#### DATA EXCERPTS ####

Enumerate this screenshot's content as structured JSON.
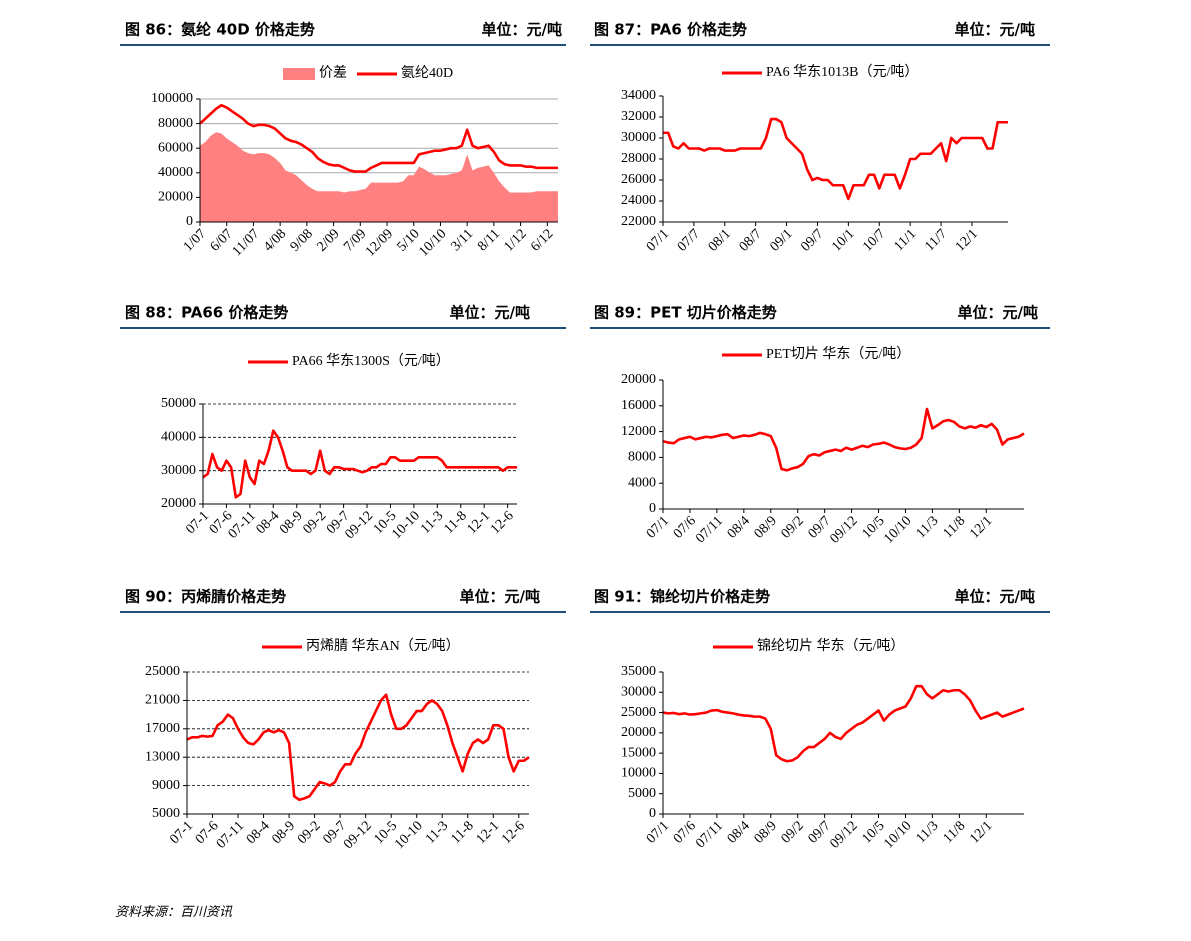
{
  "chart_data": [
    {
      "type": "line",
      "title": "图 86：氨纶 40D 价格走势",
      "unit": "单位：元/吨",
      "categories": [
        "1/07",
        null,
        null,
        null,
        null,
        "6/07",
        null,
        null,
        null,
        null,
        "11/07",
        null,
        null,
        null,
        null,
        "4/08",
        null,
        null,
        null,
        null,
        "9/08",
        null,
        null,
        null,
        null,
        "2/09",
        null,
        null,
        null,
        null,
        "7/09",
        null,
        null,
        null,
        null,
        "12/09",
        null,
        null,
        null,
        null,
        "5/10",
        null,
        null,
        null,
        null,
        "10/10",
        null,
        null,
        null,
        null,
        "3/11",
        null,
        null,
        null,
        null,
        "8/11",
        null,
        null,
        null,
        null,
        "1/12",
        null,
        null,
        null,
        null,
        "6/12",
        null,
        null
      ],
      "series": [
        {
          "name": "价差",
          "style": "area",
          "color": "#ff8080",
          "values": [
            62000,
            65000,
            70000,
            73000,
            72000,
            68000,
            65000,
            62000,
            58000,
            56000,
            55000,
            56000,
            56000,
            55000,
            52000,
            48000,
            42000,
            40000,
            38000,
            34000,
            30000,
            27000,
            25000,
            25000,
            25000,
            25000,
            25000,
            24000,
            25000,
            25000,
            26000,
            27000,
            32000,
            32000,
            32000,
            32000,
            32000,
            32000,
            33000,
            38000,
            38000,
            45000,
            43000,
            40000,
            38000,
            38000,
            38000,
            39000,
            40000,
            42000,
            55000,
            42000,
            44000,
            45000,
            46000,
            40000,
            33000,
            28000,
            24000,
            24000,
            24000,
            24000,
            24000,
            25000,
            25000,
            25000,
            25000,
            25000
          ]
        },
        {
          "name": "氨纶40D",
          "style": "line",
          "color": "#ff0000",
          "values": [
            80000,
            84000,
            88000,
            92000,
            95000,
            93000,
            90000,
            87000,
            84000,
            80000,
            78000,
            79000,
            79000,
            78000,
            76000,
            72000,
            68000,
            66000,
            65000,
            63000,
            60000,
            57000,
            52000,
            49000,
            47000,
            46000,
            46000,
            44000,
            42000,
            41000,
            41000,
            41000,
            44000,
            46000,
            48000,
            48000,
            48000,
            48000,
            48000,
            48000,
            48000,
            55000,
            56000,
            57000,
            58000,
            58000,
            59000,
            60000,
            60000,
            62000,
            75000,
            62000,
            60000,
            61000,
            62000,
            57000,
            50000,
            47000,
            46000,
            46000,
            46000,
            45000,
            45000,
            44000,
            44000,
            44000,
            44000,
            44000
          ]
        }
      ],
      "ylim": [
        0,
        100000
      ],
      "yticks": [
        0,
        20000,
        40000,
        60000,
        80000,
        100000
      ],
      "grid": "solid"
    },
    {
      "type": "line",
      "title": "图 87：PA6 价格走势",
      "unit": "单位：元/吨",
      "categories": [
        "07/1",
        null,
        null,
        null,
        null,
        null,
        "07/7",
        null,
        null,
        null,
        null,
        null,
        "08/1",
        null,
        null,
        null,
        null,
        null,
        "08/7",
        null,
        null,
        null,
        null,
        null,
        "09/1",
        null,
        null,
        null,
        null,
        null,
        "09/7",
        null,
        null,
        null,
        null,
        null,
        "10/1",
        null,
        null,
        null,
        null,
        null,
        "10/7",
        null,
        null,
        null,
        null,
        null,
        "11/1",
        null,
        null,
        null,
        null,
        null,
        "11/7",
        null,
        null,
        null,
        null,
        null,
        "12/1",
        null,
        null,
        null,
        null,
        null,
        null,
        null
      ],
      "series": [
        {
          "name": "PA6 华东1013B（元/吨）",
          "style": "line",
          "color": "#ff0000",
          "values": [
            30500,
            30500,
            29200,
            29000,
            29500,
            29000,
            29000,
            29000,
            28800,
            29000,
            29000,
            29000,
            28800,
            28800,
            28800,
            29000,
            29000,
            29000,
            29000,
            29000,
            30000,
            31800,
            31800,
            31500,
            30000,
            29500,
            29000,
            28500,
            27000,
            26000,
            26200,
            26000,
            26000,
            25500,
            25500,
            25500,
            24200,
            25500,
            25500,
            25500,
            26500,
            26500,
            25200,
            26500,
            26500,
            26500,
            25200,
            26500,
            28000,
            28000,
            28500,
            28500,
            28500,
            29000,
            29500,
            27800,
            30000,
            29500,
            30000,
            30000,
            30000,
            30000,
            30000,
            29000,
            29000,
            31500,
            31500,
            31500
          ]
        }
      ],
      "ylim": [
        22000,
        34000
      ],
      "yticks": [
        22000,
        24000,
        26000,
        28000,
        30000,
        32000,
        34000
      ],
      "grid": false
    },
    {
      "type": "line",
      "title": "图 88：PA66 价格走势",
      "unit": "单位：元/吨",
      "categories": [
        "07-1",
        null,
        null,
        null,
        null,
        "07-6",
        null,
        null,
        null,
        null,
        "07-11",
        null,
        null,
        null,
        null,
        "08-4",
        null,
        null,
        null,
        null,
        "08-9",
        null,
        null,
        null,
        null,
        "09-2",
        null,
        null,
        null,
        null,
        "09-7",
        null,
        null,
        null,
        null,
        "09-12",
        null,
        null,
        null,
        null,
        "10-5",
        null,
        null,
        null,
        null,
        "10-10",
        null,
        null,
        null,
        null,
        "11-3",
        null,
        null,
        null,
        null,
        "11-8",
        null,
        null,
        null,
        null,
        "12-1",
        null,
        null,
        null,
        null,
        "12-6",
        null,
        null
      ],
      "series": [
        {
          "name": "PA66 华东1300S（元/吨）",
          "style": "line",
          "color": "#ff0000",
          "values": [
            28000,
            29000,
            35000,
            31000,
            30000,
            33000,
            31000,
            22000,
            23000,
            33000,
            28000,
            26000,
            33000,
            32000,
            36000,
            42000,
            40000,
            36000,
            31000,
            30000,
            30000,
            30000,
            30000,
            29000,
            30000,
            36000,
            30000,
            29000,
            31000,
            31000,
            30500,
            30500,
            30500,
            30000,
            29500,
            30000,
            31000,
            31000,
            32000,
            32000,
            34000,
            34000,
            33000,
            33000,
            33000,
            33000,
            34000,
            34000,
            34000,
            34000,
            34000,
            33000,
            31000,
            31000,
            31000,
            31000,
            31000,
            31000,
            31000,
            31000,
            31000,
            31000,
            31000,
            31000,
            30000,
            31000,
            31000,
            31000
          ]
        }
      ],
      "ylim": [
        20000,
        50000
      ],
      "yticks": [
        20000,
        30000,
        40000,
        50000
      ],
      "grid": "dashed"
    },
    {
      "type": "line",
      "title": "图 89：PET 切片价格走势",
      "unit": "单位：元/吨",
      "categories": [
        "07/1",
        null,
        null,
        null,
        null,
        "07/6",
        null,
        null,
        null,
        null,
        "07/11",
        null,
        null,
        null,
        null,
        "08/4",
        null,
        null,
        null,
        null,
        "08/9",
        null,
        null,
        null,
        null,
        "09/2",
        null,
        null,
        null,
        null,
        "09/7",
        null,
        null,
        null,
        null,
        "09/12",
        null,
        null,
        null,
        null,
        "10/5",
        null,
        null,
        null,
        null,
        "10/10",
        null,
        null,
        null,
        null,
        "11/3",
        null,
        null,
        null,
        null,
        "11/8",
        null,
        null,
        null,
        null,
        "12/1",
        null,
        null,
        null,
        null,
        null,
        null,
        null
      ],
      "series": [
        {
          "name": "PET切片 华东（元/吨）",
          "style": "line",
          "color": "#ff0000",
          "values": [
            10500,
            10300,
            10200,
            10800,
            11000,
            11200,
            10800,
            11000,
            11200,
            11100,
            11300,
            11500,
            11600,
            11000,
            11200,
            11400,
            11300,
            11500,
            11800,
            11600,
            11300,
            9500,
            6200,
            6000,
            6300,
            6500,
            7000,
            8200,
            8500,
            8300,
            8800,
            9000,
            9200,
            9000,
            9500,
            9200,
            9500,
            9800,
            9600,
            10000,
            10100,
            10300,
            10000,
            9600,
            9400,
            9300,
            9500,
            10000,
            11000,
            15500,
            12500,
            13000,
            13600,
            13800,
            13500,
            12800,
            12500,
            12800,
            12600,
            13000,
            12700,
            13200,
            12300,
            10000,
            10800,
            11000,
            11200,
            11700
          ]
        }
      ],
      "ylim": [
        0,
        20000
      ],
      "yticks": [
        0,
        4000,
        8000,
        12000,
        16000,
        20000
      ],
      "grid": false
    },
    {
      "type": "line",
      "title": "图 90：丙烯腈价格走势",
      "unit": "单位：元/吨",
      "categories": [
        "07-1",
        null,
        null,
        null,
        null,
        "07-6",
        null,
        null,
        null,
        null,
        "07-11",
        null,
        null,
        null,
        null,
        "08-4",
        null,
        null,
        null,
        null,
        "08-9",
        null,
        null,
        null,
        null,
        "09-2",
        null,
        null,
        null,
        null,
        "09-7",
        null,
        null,
        null,
        null,
        "09-12",
        null,
        null,
        null,
        null,
        "10-5",
        null,
        null,
        null,
        null,
        "10-10",
        null,
        null,
        null,
        null,
        "11-3",
        null,
        null,
        null,
        null,
        "11-8",
        null,
        null,
        null,
        null,
        "12-1",
        null,
        null,
        null,
        null,
        "12-6",
        null,
        null
      ],
      "series": [
        {
          "name": "丙烯腈 华东AN（元/吨）",
          "style": "line",
          "color": "#ff0000",
          "values": [
            15500,
            15800,
            15800,
            16000,
            15900,
            16000,
            17500,
            18000,
            19000,
            18500,
            17000,
            15800,
            15000,
            14800,
            15500,
            16500,
            16800,
            16500,
            16800,
            16500,
            15000,
            7500,
            7000,
            7200,
            7500,
            8500,
            9500,
            9300,
            9000,
            9500,
            11000,
            12000,
            12000,
            13500,
            14500,
            16500,
            18000,
            19500,
            21000,
            21800,
            19000,
            17000,
            17000,
            17500,
            18500,
            19500,
            19500,
            20500,
            21000,
            20500,
            19500,
            17500,
            15000,
            13000,
            11000,
            13500,
            15000,
            15500,
            15000,
            15500,
            17500,
            17500,
            17000,
            13000,
            11000,
            12500,
            12500,
            13000
          ]
        }
      ],
      "ylim": [
        5000,
        25000
      ],
      "yticks": [
        5000,
        9000,
        13000,
        17000,
        21000,
        25000
      ],
      "grid": "dashed"
    },
    {
      "type": "line",
      "title": "图 91：锦纶切片价格走势",
      "unit": "单位：元/吨",
      "categories": [
        "07/1",
        null,
        null,
        null,
        null,
        "07/6",
        null,
        null,
        null,
        null,
        "07/11",
        null,
        null,
        null,
        null,
        "08/4",
        null,
        null,
        null,
        null,
        "08/9",
        null,
        null,
        null,
        null,
        "09/2",
        null,
        null,
        null,
        null,
        "09/7",
        null,
        null,
        null,
        null,
        "09/12",
        null,
        null,
        null,
        null,
        "10/5",
        null,
        null,
        null,
        null,
        "10/10",
        null,
        null,
        null,
        null,
        "11/3",
        null,
        null,
        null,
        null,
        "11/8",
        null,
        null,
        null,
        null,
        "12/1",
        null,
        null,
        null,
        null,
        null,
        null,
        null
      ],
      "series": [
        {
          "name": "锦纶切片 华东（元/吨）",
          "style": "line",
          "color": "#ff0000",
          "values": [
            25000,
            24800,
            24900,
            24600,
            24800,
            24500,
            24600,
            24800,
            25000,
            25500,
            25600,
            25200,
            25000,
            24800,
            24500,
            24300,
            24200,
            24000,
            24000,
            23500,
            21000,
            14500,
            13500,
            13000,
            13200,
            14000,
            15500,
            16500,
            16500,
            17500,
            18500,
            20000,
            19000,
            18500,
            20000,
            21000,
            22000,
            22500,
            23500,
            24500,
            25500,
            23000,
            24500,
            25500,
            26000,
            26500,
            28500,
            31500,
            31500,
            29500,
            28500,
            29500,
            30500,
            30200,
            30500,
            30500,
            29500,
            28000,
            25500,
            23500,
            24000,
            24500,
            25000,
            24000,
            24500,
            25000,
            25500,
            26000
          ]
        }
      ],
      "ylim": [
        0,
        35000
      ],
      "yticks": [
        0,
        5000,
        10000,
        15000,
        20000,
        25000,
        30000,
        35000
      ],
      "grid": false
    }
  ],
  "source": "资料来源：百川资讯"
}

####

_PROBLEM REQUIREMENTS_
Find every line in the records above that contains the word "name", and copy each one.

_SOLUTION BELOW_
          "name": "价差",
          "name": "氨纶40D",
          "name": "PA6 华东1013B（元/吨）",
          "name": "PA66 华东1300S（元/吨）",
          "name": "PET切片 华东（元/吨）",
          "name": "丙烯腈 华东AN（元/吨）",
          "name": "锦纶切片 华东（元/吨）",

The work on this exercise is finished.